Prompt: Copy down all of the data underneath, exactly as shown.

Source data:
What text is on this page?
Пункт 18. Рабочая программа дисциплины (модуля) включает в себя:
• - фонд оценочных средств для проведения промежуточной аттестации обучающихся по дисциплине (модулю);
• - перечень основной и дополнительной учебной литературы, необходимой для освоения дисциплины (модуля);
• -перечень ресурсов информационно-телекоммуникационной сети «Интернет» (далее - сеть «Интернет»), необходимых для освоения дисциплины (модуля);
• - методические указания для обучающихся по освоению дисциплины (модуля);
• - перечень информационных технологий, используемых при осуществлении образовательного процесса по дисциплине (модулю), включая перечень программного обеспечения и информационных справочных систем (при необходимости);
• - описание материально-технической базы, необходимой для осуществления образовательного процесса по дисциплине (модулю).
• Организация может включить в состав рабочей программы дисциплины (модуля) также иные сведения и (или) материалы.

Solution for this exercise:
What text is on this page?
Пункт 18. Рабочая программа дисциплины (модуля) включает в себя:
• - фонд оценочных средств для проведения промежуточной аттестации обучающихся по дисциплине (модулю);
• - перечень основной и дополнительной учебной литературы, необходимой для освоения дисциплины (модуля);
• -перечень ресурсов информационно-телекоммуникационной сети «Интернет» (далее - сеть «Интернет»), необходимых для освоения дисциплины (модуля);
• - методические указания для обучающихся по освоению дисциплины (модуля);
• - перечень информационных технологий, используемых при осуществлении образовательного процесса по дисциплине (модулю), включая перечень программного обеспечения и информационных справочных систем (при необходимости);
• - описание материально-технической базы, необходимой для осуществления образовательного процесса по дисциплине (модулю).
• Организация может включить в состав рабочей программы дисциплины (модуля) также иные сведения и (или) материалы.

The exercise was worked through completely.